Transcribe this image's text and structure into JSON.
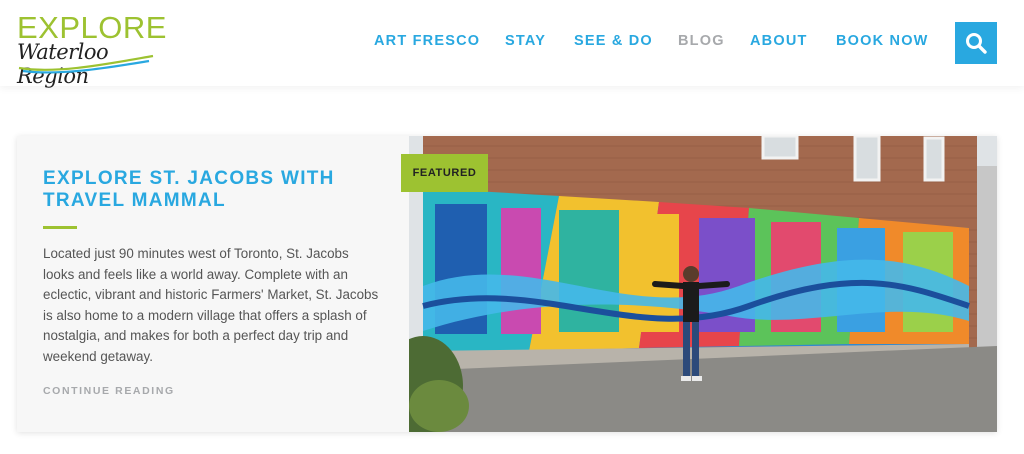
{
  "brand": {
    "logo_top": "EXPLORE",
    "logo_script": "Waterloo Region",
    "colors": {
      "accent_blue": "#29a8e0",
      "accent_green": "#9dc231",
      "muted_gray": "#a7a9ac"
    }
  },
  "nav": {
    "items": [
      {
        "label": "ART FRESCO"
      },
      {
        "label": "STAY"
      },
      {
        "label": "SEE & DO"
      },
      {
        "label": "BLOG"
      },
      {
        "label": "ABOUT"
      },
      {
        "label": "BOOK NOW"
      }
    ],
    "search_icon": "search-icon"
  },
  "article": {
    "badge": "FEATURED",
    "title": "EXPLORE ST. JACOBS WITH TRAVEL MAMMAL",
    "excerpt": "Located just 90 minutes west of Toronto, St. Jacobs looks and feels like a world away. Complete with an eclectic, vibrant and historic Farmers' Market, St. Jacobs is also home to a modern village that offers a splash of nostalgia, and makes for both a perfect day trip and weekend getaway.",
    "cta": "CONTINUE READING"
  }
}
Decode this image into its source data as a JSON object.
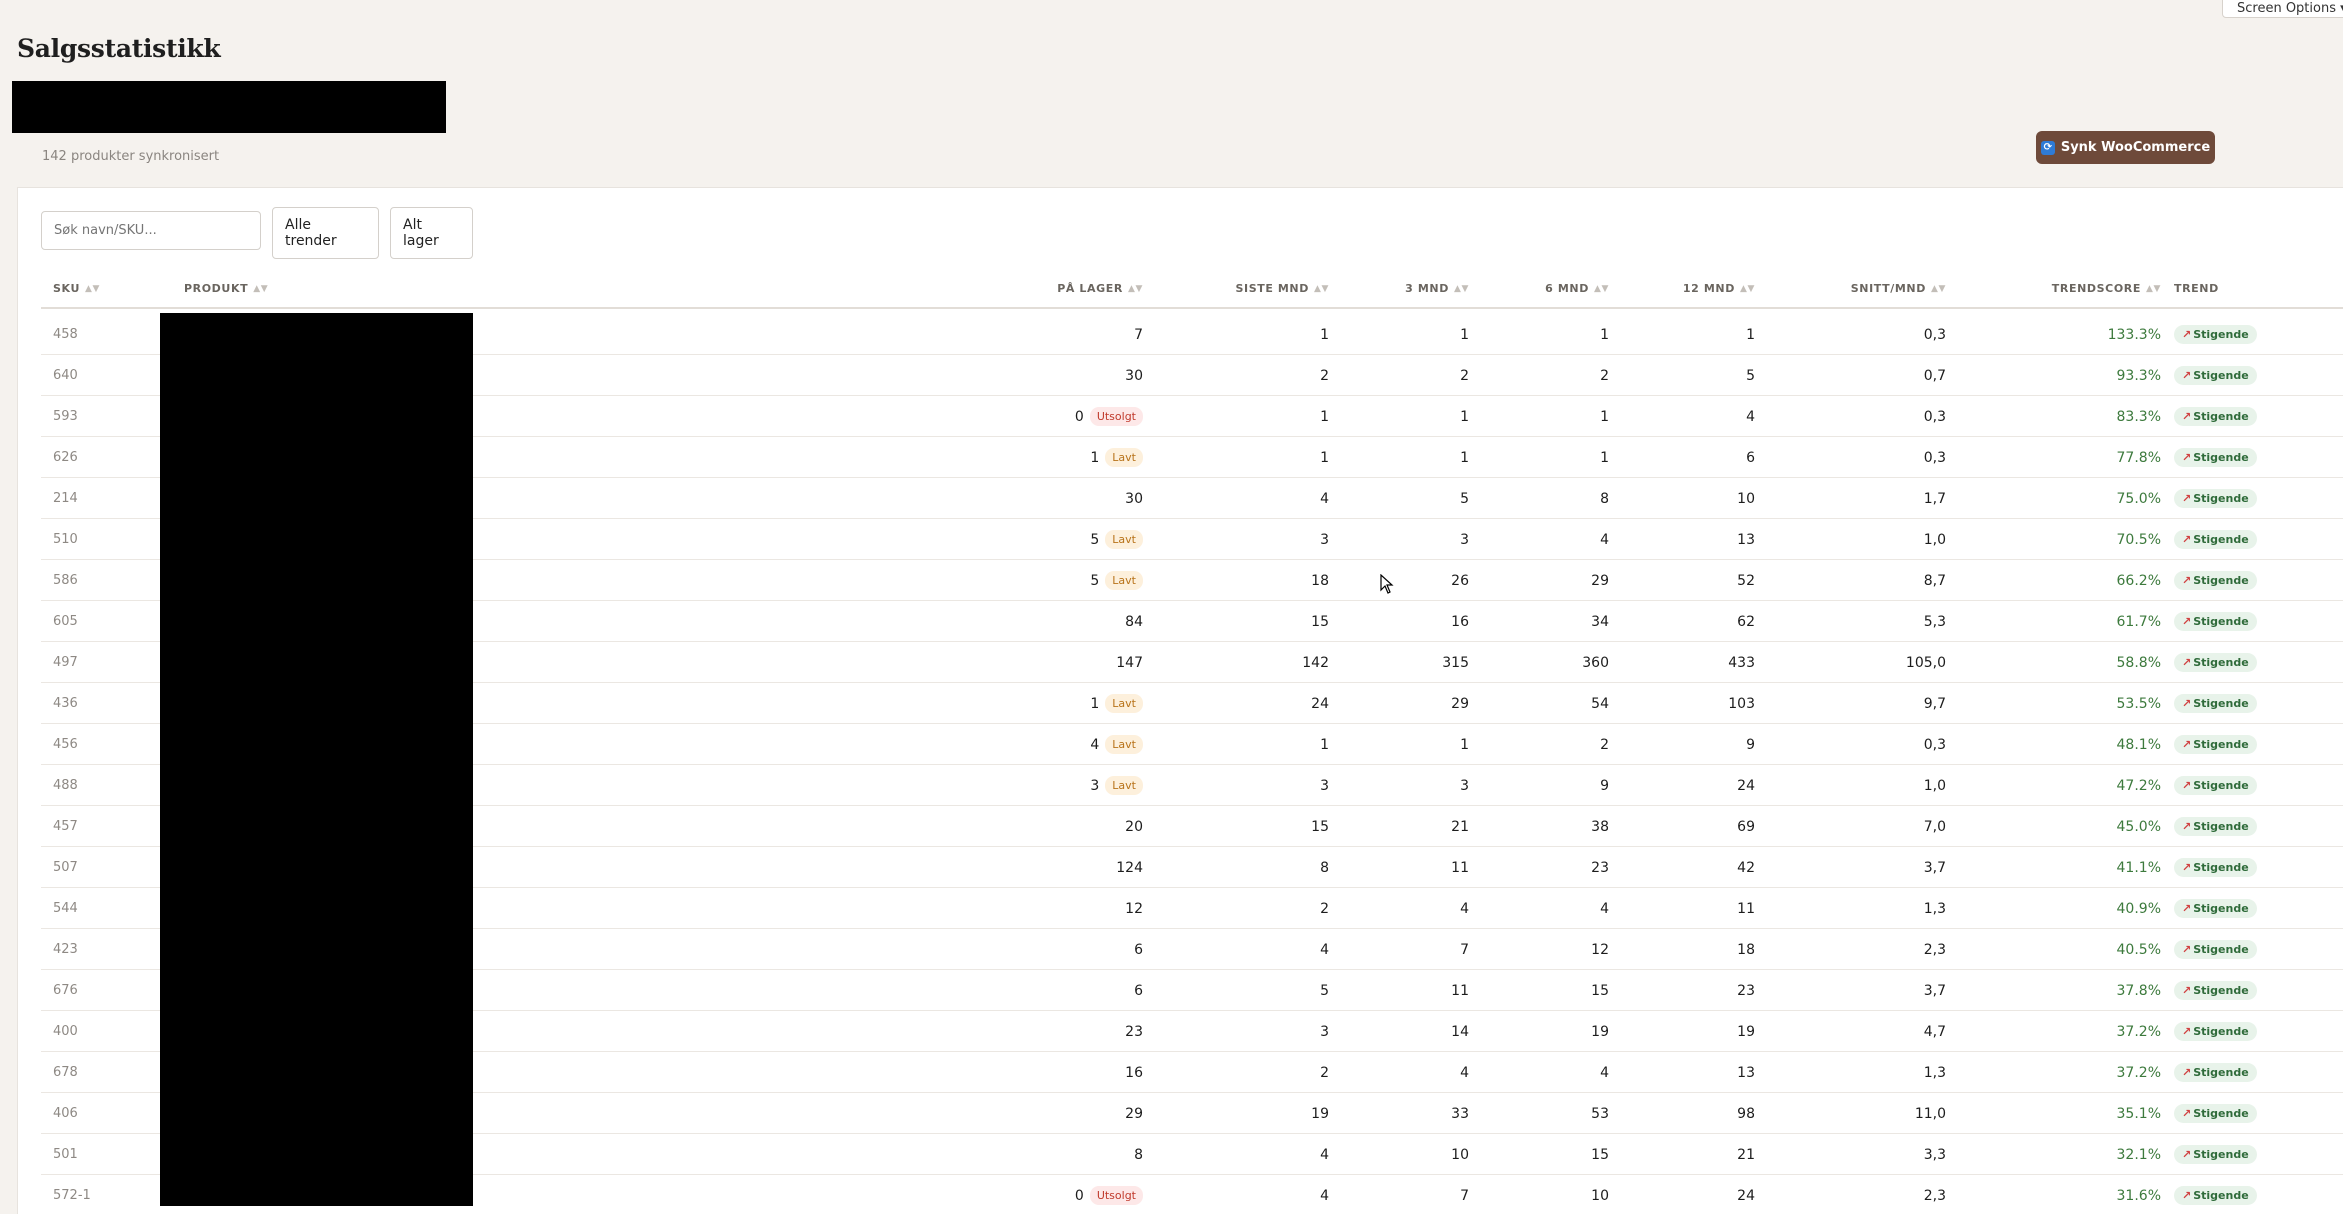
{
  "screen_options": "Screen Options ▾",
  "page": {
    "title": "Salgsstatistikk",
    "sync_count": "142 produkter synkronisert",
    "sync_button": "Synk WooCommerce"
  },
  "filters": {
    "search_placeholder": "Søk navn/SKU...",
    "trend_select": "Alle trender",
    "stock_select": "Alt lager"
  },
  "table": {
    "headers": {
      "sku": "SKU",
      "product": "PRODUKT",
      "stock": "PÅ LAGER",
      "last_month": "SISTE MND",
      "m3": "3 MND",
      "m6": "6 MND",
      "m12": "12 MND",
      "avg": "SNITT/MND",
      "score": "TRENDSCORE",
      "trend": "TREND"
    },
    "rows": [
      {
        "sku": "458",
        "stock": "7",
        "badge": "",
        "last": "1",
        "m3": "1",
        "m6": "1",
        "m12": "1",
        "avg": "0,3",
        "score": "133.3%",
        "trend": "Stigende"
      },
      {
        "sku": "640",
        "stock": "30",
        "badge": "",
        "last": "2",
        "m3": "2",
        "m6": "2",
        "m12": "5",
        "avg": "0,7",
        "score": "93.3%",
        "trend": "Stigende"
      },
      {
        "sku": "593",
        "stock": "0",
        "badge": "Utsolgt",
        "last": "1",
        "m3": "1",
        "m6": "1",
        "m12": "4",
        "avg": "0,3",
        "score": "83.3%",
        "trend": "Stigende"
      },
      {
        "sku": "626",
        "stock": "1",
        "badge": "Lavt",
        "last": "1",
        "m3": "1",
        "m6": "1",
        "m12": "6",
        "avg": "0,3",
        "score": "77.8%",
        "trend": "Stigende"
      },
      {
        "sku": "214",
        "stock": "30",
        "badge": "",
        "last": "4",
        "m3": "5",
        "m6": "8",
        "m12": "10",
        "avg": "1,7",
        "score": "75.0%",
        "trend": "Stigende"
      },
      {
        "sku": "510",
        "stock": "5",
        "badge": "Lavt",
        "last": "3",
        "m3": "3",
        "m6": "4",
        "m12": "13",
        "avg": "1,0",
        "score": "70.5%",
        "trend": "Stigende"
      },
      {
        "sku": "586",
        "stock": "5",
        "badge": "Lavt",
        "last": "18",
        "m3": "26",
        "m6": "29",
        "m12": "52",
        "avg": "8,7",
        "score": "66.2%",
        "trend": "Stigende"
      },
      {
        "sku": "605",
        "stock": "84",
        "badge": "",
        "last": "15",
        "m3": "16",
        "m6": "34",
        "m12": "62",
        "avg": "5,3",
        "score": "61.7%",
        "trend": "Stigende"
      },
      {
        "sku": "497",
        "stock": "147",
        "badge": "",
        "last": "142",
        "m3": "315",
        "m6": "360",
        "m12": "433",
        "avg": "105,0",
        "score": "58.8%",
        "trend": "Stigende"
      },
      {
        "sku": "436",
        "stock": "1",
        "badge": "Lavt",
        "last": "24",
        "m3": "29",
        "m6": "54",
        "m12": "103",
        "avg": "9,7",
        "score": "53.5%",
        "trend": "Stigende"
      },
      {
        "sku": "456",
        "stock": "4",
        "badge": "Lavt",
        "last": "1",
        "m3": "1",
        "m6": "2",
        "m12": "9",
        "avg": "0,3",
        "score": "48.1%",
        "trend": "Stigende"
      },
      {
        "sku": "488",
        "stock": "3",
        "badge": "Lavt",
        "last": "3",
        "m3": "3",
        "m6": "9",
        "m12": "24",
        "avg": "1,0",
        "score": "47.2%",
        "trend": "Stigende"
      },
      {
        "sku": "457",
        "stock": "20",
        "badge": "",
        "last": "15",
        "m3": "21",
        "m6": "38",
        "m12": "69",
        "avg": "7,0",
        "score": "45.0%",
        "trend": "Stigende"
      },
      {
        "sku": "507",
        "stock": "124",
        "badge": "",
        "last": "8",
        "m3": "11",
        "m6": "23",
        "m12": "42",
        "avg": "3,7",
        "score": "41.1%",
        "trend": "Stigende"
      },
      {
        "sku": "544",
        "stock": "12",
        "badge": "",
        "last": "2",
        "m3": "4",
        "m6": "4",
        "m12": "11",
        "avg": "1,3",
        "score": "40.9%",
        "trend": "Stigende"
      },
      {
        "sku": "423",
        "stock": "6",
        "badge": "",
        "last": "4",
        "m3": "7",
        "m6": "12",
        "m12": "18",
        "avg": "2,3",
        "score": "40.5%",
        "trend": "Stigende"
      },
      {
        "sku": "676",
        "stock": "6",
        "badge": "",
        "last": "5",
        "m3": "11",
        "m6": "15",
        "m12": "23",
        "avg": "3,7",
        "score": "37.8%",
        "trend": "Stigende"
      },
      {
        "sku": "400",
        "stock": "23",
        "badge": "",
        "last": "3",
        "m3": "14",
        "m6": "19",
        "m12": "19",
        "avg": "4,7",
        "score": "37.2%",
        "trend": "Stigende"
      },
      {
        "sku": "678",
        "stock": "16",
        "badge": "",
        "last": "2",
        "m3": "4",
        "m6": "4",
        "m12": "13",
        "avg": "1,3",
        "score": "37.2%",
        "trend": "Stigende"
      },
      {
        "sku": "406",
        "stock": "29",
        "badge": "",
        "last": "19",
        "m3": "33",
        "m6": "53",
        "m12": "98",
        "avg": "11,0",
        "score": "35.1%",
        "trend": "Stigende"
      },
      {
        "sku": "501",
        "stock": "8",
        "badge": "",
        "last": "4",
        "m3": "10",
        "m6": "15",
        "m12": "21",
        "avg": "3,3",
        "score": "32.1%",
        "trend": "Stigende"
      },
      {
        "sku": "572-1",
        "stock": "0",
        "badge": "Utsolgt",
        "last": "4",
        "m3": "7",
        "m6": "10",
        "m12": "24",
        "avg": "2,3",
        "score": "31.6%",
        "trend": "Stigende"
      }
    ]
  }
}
-=-=-=-=-
=== WHAT IS ASKED ===
Copy every entry word for word, but omit the pictures.

=== OUTPUT ===
Transcribe this image's text and structure into JSON.
{
  "brand": {
    "logo_top": "EXPLORE",
    "logo_script": "Waterloo Region",
    "colors": {
      "accent_blue": "#29a8e0",
      "accent_green": "#9dc231",
      "muted_gray": "#a7a9ac"
    }
  },
  "nav": {
    "items": [
      {
        "label": "ART FRESCO"
      },
      {
        "label": "STAY"
      },
      {
        "label": "SEE & DO"
      },
      {
        "label": "BLOG"
      },
      {
        "label": "ABOUT"
      },
      {
        "label": "BOOK NOW"
      }
    ],
    "search_icon": "search-icon"
  },
  "article": {
    "badge": "FEATURED",
    "title": "EXPLORE ST. JACOBS WITH TRAVEL MAMMAL",
    "excerpt": "Located just 90 minutes west of Toronto, St. Jacobs looks and feels like a world away. Complete with an eclectic, vibrant and historic Farmers' Market, St. Jacobs is also home to a modern village that offers a splash of nostalgia, and makes for both a perfect day trip and weekend getaway.",
    "cta": "CONTINUE READING"
  }
}
Decode this image into its source data as a JSON object.
{
  "screen_options": "Screen Options ▾",
  "page": {
    "title": "Salgsstatistikk",
    "sync_count": "142 produkter synkronisert",
    "sync_button": "Synk WooCommerce"
  },
  "filters": {
    "search_placeholder": "Søk navn/SKU...",
    "trend_select": "Alle trender",
    "stock_select": "Alt lager"
  },
  "table": {
    "headers": {
      "sku": "SKU",
      "product": "PRODUKT",
      "stock": "PÅ LAGER",
      "last_month": "SISTE MND",
      "m3": "3 MND",
      "m6": "6 MND",
      "m12": "12 MND",
      "avg": "SNITT/MND",
      "score": "TRENDSCORE",
      "trend": "TREND"
    },
    "rows": [
      {
        "sku": "458",
        "stock": "7",
        "badge": "",
        "last": "1",
        "m3": "1",
        "m6": "1",
        "m12": "1",
        "avg": "0,3",
        "score": "133.3%",
        "trend": "Stigende"
      },
      {
        "sku": "640",
        "stock": "30",
        "badge": "",
        "last": "2",
        "m3": "2",
        "m6": "2",
        "m12": "5",
        "avg": "0,7",
        "score": "93.3%",
        "trend": "Stigende"
      },
      {
        "sku": "593",
        "stock": "0",
        "badge": "Utsolgt",
        "last": "1",
        "m3": "1",
        "m6": "1",
        "m12": "4",
        "avg": "0,3",
        "score": "83.3%",
        "trend": "Stigende"
      },
      {
        "sku": "626",
        "stock": "1",
        "badge": "Lavt",
        "last": "1",
        "m3": "1",
        "m6": "1",
        "m12": "6",
        "avg": "0,3",
        "score": "77.8%",
        "trend": "Stigende"
      },
      {
        "sku": "214",
        "stock": "30",
        "badge": "",
        "last": "4",
        "m3": "5",
        "m6": "8",
        "m12": "10",
        "avg": "1,7",
        "score": "75.0%",
        "trend": "Stigende"
      },
      {
        "sku": "510",
        "stock": "5",
        "badge": "Lavt",
        "last": "3",
        "m3": "3",
        "m6": "4",
        "m12": "13",
        "avg": "1,0",
        "score": "70.5%",
        "trend": "Stigende"
      },
      {
        "sku": "586",
        "stock": "5",
        "badge": "Lavt",
        "last": "18",
        "m3": "26",
        "m6": "29",
        "m12": "52",
        "avg": "8,7",
        "score": "66.2%",
        "trend": "Stigende"
      },
      {
        "sku": "605",
        "stock": "84",
        "badge": "",
        "last": "15",
        "m3": "16",
        "m6": "34",
        "m12": "62",
        "avg": "5,3",
        "score": "61.7%",
        "trend": "Stigende"
      },
      {
        "sku": "497",
        "stock": "147",
        "badge": "",
        "last": "142",
        "m3": "315",
        "m6": "360",
        "m12": "433",
        "avg": "105,0",
        "score": "58.8%",
        "trend": "Stigende"
      },
      {
        "sku": "436",
        "stock": "1",
        "badge": "Lavt",
        "last": "24",
        "m3": "29",
        "m6": "54",
        "m12": "103",
        "avg": "9,7",
        "score": "53.5%",
        "trend": "Stigende"
      },
      {
        "sku": "456",
        "stock": "4",
        "badge": "Lavt",
        "last": "1",
        "m3": "1",
        "m6": "2",
        "m12": "9",
        "avg": "0,3",
        "score": "48.1%",
        "trend": "Stigende"
      },
      {
        "sku": "488",
        "stock": "3",
        "badge": "Lavt",
        "last": "3",
        "m3": "3",
        "m6": "9",
        "m12": "24",
        "avg": "1,0",
        "score": "47.2%",
        "trend": "Stigende"
      },
      {
        "sku": "457",
        "stock": "20",
        "badge": "",
        "last": "15",
        "m3": "21",
        "m6": "38",
        "m12": "69",
        "avg": "7,0",
        "score": "45.0%",
        "trend": "Stigende"
      },
      {
        "sku": "507",
        "stock": "124",
        "badge": "",
        "last": "8",
        "m3": "11",
        "m6": "23",
        "m12": "42",
        "avg": "3,7",
        "score": "41.1%",
        "trend": "Stigende"
      },
      {
        "sku": "544",
        "stock": "12",
        "badge": "",
        "last": "2",
        "m3": "4",
        "m6": "4",
        "m12": "11",
        "avg": "1,3",
        "score": "40.9%",
        "trend": "Stigende"
      },
      {
        "sku": "423",
        "stock": "6",
        "badge": "",
        "last": "4",
        "m3": "7",
        "m6": "12",
        "m12": "18",
        "avg": "2,3",
        "score": "40.5%",
        "trend": "Stigende"
      },
      {
        "sku": "676",
        "stock": "6",
        "badge": "",
        "last": "5",
        "m3": "11",
        "m6": "15",
        "m12": "23",
        "avg": "3,7",
        "score": "37.8%",
        "trend": "Stigende"
      },
      {
        "sku": "400",
        "stock": "23",
        "badge": "",
        "last": "3",
        "m3": "14",
        "m6": "19",
        "m12": "19",
        "avg": "4,7",
        "score": "37.2%",
        "trend": "Stigende"
      },
      {
        "sku": "678",
        "stock": "16",
        "badge": "",
        "last": "2",
        "m3": "4",
        "m6": "4",
        "m12": "13",
        "avg": "1,3",
        "score": "37.2%",
        "trend": "Stigende"
      },
      {
        "sku": "406",
        "stock": "29",
        "badge": "",
        "last": "19",
        "m3": "33",
        "m6": "53",
        "m12": "98",
        "avg": "11,0",
        "score": "35.1%",
        "trend": "Stigende"
      },
      {
        "sku": "501",
        "stock": "8",
        "badge": "",
        "last": "4",
        "m3": "10",
        "m6": "15",
        "m12": "21",
        "avg": "3,3",
        "score": "32.1%",
        "trend": "Stigende"
      },
      {
        "sku": "572-1",
        "stock": "0",
        "badge": "Utsolgt",
        "last": "4",
        "m3": "7",
        "m6": "10",
        "m12": "24",
        "avg": "2,3",
        "score": "31.6%",
        "trend": "Stigende"
      }
    ]
  }
}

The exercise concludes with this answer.